**Exercises to complete:**
1. Extract the passage of the mental health care account below, from "Since our experience" up to and including "that is unacceptable.".
2. Using the mental health care account below, say whether each statement agrees with it, answering yes or no and quoting the deciding words: (a) The writer saw a psychiatrist during the nine hours in the emergency room. (b) The program the daughter needs lasts one year. (c) The family had to pay for the local therapist.

**Text block:**
+ + +

The conclusion she came to was that my only options were to call mental health intake again, try to get a referral to a psychiatrist from the pediatrician and be put on another long wait list or to take her in to emergency at the hospital that deals with mental health. I chose that option during an extreme crisis here a few days later. I spent nine hours in the emergency room of that hospital with my daughter and walked out without even having seen a psychiatrist. I saw a crisis mental health worker and was told that unfortunately the way the system works is that the next step would be for them to have the same mental health intake worker call me the following week…the same one who had originally told me that my daughter’s issues were above what they can handle! I came home exhausted and absolutely hopeless.

The following week, I went in to the pediatrician again to ask for a referral to a psychiatrist on a crisis emergency basis and got that but not before she insisted on doing another FULL physical (including private area) on my already traumatized daughter. She and I both left the appointment in tears. Because of having gone to the emergency room the week before and the paperwork they had filled out there, we were able to get in to a psychiatrist on a crisis only criteria (meaning he was only willing to see us twice before closing her file). After doing another phone intake with mental health with the same person, she was able to get into a local therapist (who we did not have to pay for) which offered us some hope. However at the first appointment with that therapist, she too told us that this was above her level of comfort and our daughter needed more help than she could comfortably provide. I left there feeling dejected and afraid for what our future held. She did suggest a program in the city that may be able to help and referred us to another psychiatrist.

After getting on the phone with everyone who had ever been involved with our daughter’s case and begging them to advocate for her to get into this program that normally has a wait list of about a year, our daughter had an intake appointment a few weeks ago and it was determined that she does need to be in this intensive one year program that involves me taking her to appointments as well as working with her at home. Being involved in the program will mean that she will have to change psychiatrists again (for the third time in two months) and will have to change again when the program is completed. It will also mean us advocating for follow-up care when it is complete but it has at least given us hope that maybe someday our lives will become our lives again. For the past eight months, our entire family has lived in a hell that I would not wish upon anyone and the only thing that has been worse that living with what our daughter has been going through has been trying to get help for her and being told that there is none.

Had we not had an ally in our corner and FSCD helping with the practical side of things, I may have given up on trying to access services for her because just the day to day living was so exhausting that I hardly had the energy to advocate on top of that. As it turns out, I had to practically scream at the top of my lungs at anyone who would listen (and those that wouldn’t) to try to get access to basic mental health care. I have a new view and understanding of the mental health care system in my country and I can say that it is broken and in desperate need of an overhaul. Mental health issues are feared and misunderstood which are likely the reason they are underfunded.

Since our experience began, I have spoken to other parents who have had similar experiences with the system. Mental health services are lacking in our country and those that exist are hard to find and even harder to access. When you have a child who is a danger to themselves or to others and you are quoted wait times of nine months to two and a half years, that is unacceptable.

As we continue to advocate for adequate care for our daughter, my prayers go out to all those who are in similar situations where a system they rely on is letting them and their children down. Maybe it’s time to open a dialogue about a topic that doesn’t get the press or funding or compassion it deserves.

+ + +

(Document understanding data)
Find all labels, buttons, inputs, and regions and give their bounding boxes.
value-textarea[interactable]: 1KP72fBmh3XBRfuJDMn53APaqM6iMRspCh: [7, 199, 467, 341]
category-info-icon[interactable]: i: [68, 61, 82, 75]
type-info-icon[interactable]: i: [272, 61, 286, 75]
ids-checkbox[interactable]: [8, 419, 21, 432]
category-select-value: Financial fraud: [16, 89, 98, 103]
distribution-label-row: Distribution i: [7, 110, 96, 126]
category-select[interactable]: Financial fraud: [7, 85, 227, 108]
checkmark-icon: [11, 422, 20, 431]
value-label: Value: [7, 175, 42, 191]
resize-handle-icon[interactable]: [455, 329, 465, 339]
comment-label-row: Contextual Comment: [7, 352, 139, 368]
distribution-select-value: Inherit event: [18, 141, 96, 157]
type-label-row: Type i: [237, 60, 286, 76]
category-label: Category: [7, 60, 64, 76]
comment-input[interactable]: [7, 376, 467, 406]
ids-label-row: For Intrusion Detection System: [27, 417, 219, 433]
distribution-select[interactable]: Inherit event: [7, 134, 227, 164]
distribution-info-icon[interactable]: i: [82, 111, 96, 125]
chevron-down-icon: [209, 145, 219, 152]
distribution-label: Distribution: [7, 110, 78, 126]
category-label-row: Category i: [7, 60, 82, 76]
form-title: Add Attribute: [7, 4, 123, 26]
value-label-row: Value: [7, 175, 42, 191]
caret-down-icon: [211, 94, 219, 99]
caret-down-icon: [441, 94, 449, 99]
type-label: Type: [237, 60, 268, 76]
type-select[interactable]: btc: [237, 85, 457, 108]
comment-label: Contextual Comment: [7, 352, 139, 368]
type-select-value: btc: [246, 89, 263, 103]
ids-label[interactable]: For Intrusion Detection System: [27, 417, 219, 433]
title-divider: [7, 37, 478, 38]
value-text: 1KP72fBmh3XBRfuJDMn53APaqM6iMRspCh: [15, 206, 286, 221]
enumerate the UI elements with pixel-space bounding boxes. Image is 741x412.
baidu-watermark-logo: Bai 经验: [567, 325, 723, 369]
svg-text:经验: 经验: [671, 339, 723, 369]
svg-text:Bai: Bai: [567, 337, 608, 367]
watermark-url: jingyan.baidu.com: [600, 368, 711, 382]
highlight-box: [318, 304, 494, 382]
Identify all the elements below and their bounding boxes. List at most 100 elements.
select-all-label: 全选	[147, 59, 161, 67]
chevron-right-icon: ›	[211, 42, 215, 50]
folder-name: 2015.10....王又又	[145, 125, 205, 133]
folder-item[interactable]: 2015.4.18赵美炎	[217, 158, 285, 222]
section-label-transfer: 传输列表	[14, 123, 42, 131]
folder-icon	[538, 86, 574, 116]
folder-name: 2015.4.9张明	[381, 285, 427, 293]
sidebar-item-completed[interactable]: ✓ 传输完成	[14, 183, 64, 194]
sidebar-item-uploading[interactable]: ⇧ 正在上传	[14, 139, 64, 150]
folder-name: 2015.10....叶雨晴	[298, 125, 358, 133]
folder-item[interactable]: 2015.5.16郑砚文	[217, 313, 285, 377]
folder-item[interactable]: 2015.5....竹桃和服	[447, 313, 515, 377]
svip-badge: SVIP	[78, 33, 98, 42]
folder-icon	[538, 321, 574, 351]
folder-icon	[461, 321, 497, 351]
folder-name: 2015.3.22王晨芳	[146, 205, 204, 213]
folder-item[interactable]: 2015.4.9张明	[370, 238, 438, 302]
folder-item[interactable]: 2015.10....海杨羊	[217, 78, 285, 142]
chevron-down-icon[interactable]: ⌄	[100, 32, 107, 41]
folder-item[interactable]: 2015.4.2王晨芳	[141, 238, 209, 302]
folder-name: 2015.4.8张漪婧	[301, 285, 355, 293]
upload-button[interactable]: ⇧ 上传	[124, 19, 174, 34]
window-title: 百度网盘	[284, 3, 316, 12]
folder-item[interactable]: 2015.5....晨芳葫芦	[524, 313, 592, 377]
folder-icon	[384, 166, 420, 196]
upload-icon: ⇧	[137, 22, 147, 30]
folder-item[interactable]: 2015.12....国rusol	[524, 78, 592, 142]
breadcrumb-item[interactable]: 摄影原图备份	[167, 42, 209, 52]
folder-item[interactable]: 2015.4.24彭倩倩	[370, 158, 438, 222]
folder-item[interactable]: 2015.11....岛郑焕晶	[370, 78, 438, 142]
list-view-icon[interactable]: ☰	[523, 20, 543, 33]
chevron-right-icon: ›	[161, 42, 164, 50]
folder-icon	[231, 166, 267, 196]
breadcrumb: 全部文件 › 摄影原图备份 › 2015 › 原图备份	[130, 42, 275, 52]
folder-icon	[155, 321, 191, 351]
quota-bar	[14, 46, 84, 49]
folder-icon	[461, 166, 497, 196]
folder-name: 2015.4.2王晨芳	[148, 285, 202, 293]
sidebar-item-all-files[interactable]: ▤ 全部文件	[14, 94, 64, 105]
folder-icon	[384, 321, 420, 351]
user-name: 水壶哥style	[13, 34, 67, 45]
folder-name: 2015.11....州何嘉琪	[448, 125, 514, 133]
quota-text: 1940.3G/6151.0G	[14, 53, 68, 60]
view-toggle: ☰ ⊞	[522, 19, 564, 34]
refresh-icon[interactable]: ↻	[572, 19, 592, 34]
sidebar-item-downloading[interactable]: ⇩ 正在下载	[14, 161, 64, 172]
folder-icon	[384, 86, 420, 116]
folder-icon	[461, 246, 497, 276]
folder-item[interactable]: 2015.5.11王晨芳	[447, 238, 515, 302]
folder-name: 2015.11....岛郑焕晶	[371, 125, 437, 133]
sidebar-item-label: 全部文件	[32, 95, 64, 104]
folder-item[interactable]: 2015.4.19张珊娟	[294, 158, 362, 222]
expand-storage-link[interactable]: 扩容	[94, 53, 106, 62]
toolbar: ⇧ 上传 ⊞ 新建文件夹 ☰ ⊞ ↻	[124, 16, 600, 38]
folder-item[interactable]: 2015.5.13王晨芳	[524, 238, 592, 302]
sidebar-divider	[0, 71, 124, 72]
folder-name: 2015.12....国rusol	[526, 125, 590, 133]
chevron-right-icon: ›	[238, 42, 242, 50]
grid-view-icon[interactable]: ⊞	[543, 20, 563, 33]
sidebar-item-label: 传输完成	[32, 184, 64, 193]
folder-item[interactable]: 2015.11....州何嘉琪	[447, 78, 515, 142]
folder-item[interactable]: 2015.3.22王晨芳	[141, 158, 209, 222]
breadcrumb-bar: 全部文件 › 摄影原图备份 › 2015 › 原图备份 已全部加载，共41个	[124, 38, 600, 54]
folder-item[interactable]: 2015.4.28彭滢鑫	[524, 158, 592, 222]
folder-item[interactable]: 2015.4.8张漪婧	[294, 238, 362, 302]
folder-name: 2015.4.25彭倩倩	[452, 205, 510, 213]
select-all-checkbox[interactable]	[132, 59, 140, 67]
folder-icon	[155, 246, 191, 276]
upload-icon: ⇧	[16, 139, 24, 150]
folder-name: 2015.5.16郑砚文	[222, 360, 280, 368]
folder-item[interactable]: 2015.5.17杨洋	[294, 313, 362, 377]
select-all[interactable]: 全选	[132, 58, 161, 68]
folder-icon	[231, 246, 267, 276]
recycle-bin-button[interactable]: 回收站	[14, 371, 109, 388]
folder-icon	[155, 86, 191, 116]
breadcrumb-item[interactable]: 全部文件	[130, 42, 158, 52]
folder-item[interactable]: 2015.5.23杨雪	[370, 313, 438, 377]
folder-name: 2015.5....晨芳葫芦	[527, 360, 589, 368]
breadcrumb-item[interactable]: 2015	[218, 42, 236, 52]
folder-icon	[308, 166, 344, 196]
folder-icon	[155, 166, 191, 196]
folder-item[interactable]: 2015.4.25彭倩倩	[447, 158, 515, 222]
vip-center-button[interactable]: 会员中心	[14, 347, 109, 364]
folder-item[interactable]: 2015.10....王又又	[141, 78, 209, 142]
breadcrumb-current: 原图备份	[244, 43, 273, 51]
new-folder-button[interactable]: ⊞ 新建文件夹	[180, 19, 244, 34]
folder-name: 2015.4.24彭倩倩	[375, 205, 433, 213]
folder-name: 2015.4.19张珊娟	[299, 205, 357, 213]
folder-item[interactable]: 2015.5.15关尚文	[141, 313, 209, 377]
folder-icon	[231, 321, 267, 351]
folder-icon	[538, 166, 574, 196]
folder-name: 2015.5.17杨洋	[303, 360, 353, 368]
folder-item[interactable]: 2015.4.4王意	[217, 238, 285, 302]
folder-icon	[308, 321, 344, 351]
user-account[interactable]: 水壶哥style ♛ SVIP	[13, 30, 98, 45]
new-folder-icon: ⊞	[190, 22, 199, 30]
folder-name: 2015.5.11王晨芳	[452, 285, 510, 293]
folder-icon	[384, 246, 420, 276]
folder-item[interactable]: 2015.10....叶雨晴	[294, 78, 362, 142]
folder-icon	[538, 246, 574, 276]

+ + +

**Solutions in order:**
1.
Since our experience began, I have spoken to other parents who have had similar experiences with the system. Mental health services are lacking in our country and those that exist are hard to find and even harder to access. When you have a child who is a danger to themselves or to others and you are quoted wait times of nine months to two and a half years, that is unacceptable.

2.
(a) No: "walked out without even having seen a psychiatrist"
(b) Yes: "this intensive one year program"
(c) No: "(who we did not have to pay for)"